ARTICLE:
┌──

Monday, January 7, 2013

Bank of America Mobile Pay Just Goes Part of the Way





Because I've worked for a large corporation for which I had some affection, one that was caught in the maelstrom of a fundamental technology shift, I'm one to, at least, hope for a good result when the behemoth incumbent in an industry attempts to replicate what the nimble start-up has done.  If the incumbent can serve its current customers with something good enough to keep them in place, then, I generally call it a success or a successful stalling tactic until the next upheaval comes along, because these successes happen so rarely.

In mobile payments, that nimble start-up role has fallen largely to Square, Jack Dorsey's company that has successfully scared the hell out of half of the merchant services industry.  The other half is too dumb to be frightened and will go the way of the buggy whip manufacturing sector.  Square's done a great job making payment acceptance simple and receipting graceful for the cardholder.  With its Square Wallet and Register it is now going well beyond payment acceptance.

└──

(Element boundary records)
┌──

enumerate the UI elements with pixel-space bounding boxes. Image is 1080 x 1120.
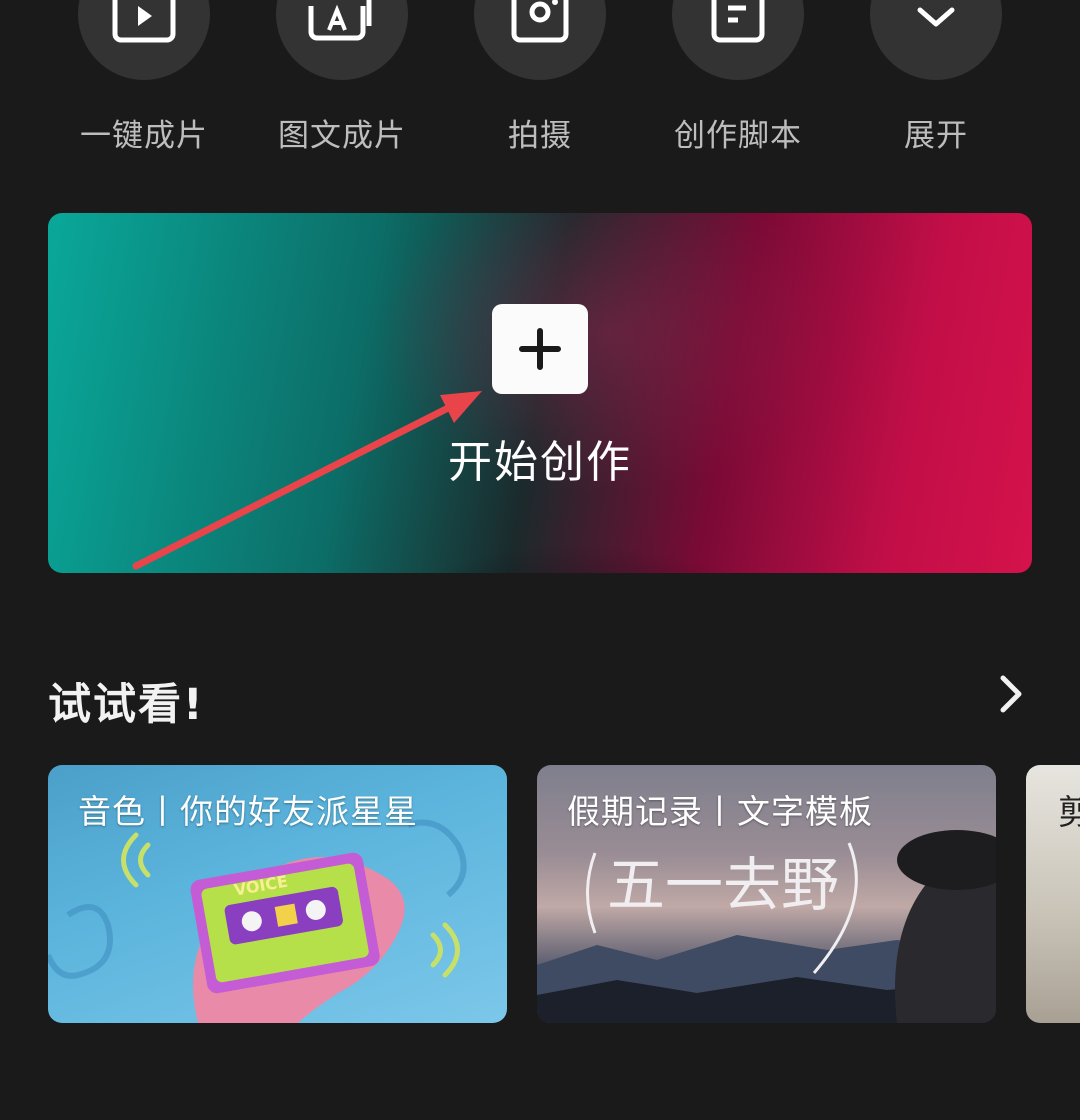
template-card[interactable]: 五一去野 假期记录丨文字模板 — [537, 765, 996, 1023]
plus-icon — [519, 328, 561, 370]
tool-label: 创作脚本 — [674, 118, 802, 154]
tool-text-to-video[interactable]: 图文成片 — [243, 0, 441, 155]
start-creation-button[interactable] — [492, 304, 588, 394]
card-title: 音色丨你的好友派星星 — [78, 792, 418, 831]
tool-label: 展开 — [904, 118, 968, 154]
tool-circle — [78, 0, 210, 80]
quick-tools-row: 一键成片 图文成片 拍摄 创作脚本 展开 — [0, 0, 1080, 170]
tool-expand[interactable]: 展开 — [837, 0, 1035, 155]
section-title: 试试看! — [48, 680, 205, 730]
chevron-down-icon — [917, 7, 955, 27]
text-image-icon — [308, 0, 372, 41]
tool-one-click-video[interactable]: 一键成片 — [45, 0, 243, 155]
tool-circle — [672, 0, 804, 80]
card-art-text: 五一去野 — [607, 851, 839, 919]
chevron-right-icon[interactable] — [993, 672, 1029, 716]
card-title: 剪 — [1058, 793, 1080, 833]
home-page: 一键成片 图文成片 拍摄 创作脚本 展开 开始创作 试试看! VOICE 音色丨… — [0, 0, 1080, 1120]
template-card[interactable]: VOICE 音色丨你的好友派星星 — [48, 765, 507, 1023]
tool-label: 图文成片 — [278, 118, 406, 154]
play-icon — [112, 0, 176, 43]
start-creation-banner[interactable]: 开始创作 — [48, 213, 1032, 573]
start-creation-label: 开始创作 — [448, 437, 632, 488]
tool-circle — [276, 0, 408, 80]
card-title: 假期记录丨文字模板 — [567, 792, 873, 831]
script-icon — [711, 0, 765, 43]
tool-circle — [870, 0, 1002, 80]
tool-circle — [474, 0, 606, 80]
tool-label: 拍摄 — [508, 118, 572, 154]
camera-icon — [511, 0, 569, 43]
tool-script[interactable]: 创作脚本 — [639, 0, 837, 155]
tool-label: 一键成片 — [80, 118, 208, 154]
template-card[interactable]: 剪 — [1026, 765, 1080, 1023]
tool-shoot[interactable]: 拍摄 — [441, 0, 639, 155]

└──

EXERCISE REQUIREMENTS:
1: From the mobile payments post, copy the passage starting with "In mobile payments, that" and going on through "beyond payment acceptance.".
2: Using the mobile payments post, decide whether each statement agrees with it, answering yes or no and quoting the words that settle it: (a) The writer once worked for a large corporation caught up in a fundamental technology shift. (b) Square is Jack Dorsey's company. (c) Square's products stop at payment acceptance.
3: Pick up the mobile payments post after its last sentence and keep writing it.
The listing is separate material from the mobile payments post.

ANSWERS GIVEN:
1:
In mobile payments, that nimble start-up role has fallen largely to Square, Jack Dorsey's company that has successfully scared the hell out of half of the merchant services industry.  The other half is too dumb to be frightened and will go the way of the buggy whip manufacturing sector.  Square's done a great job making payment acceptance simple and receipting graceful for the cardholder.  With its Square Wallet and Register it is now going well beyond payment acceptance.

2:
(a) Yes: "I've worked for a large corporation for which I had some affection, one that was caught in the maelstrom of a fundamental technology shift"
(b) Yes: "Square, Jack Dorsey's company"
(c) No: "With its Square Wallet and Register it is now going well beyond payment acceptance."

3:
So, when Bank of America came out with its snazzy looking Mobile Pay dongle, all tricked out in B of A red, white, and gray, I thought the behemoth bank's merchant services business unit might be teaching itself to dance a simple two-step if not the Square merengue.  

From what I've seen, it's a one step.  And even that's revealed a certain lack of grace.


The New Merchant


My daughter Anna is a registered dietician.  She's opened up a private practice recently and decided to use BofA's new Mobile Pay service because the $9 monthly cost was offset by the free small business checking account she was offered and the fact that she could download her transaction files for use in QuickBooks.  At 1.8%, the transaction fees are 0.95% lower than Square so she figured she'd come out ahead.   She's used Square, liked it, but thought, on balance, the costs and potential integration with her banking relationship would be more advantageous.  Seemed reasonable.

So far, her initial experience with setting up the device and getting her merchant account functioning has been less than smooth.  She's been stymied by an incompletely thought out process, less than knowledgable customer support, the still inelegant onboarding process for a new merchant, and the delta between her mostly slick mobile user interface and the Web 1.5 (that's "web one and a half") interface provided by the BAMS merchant services site.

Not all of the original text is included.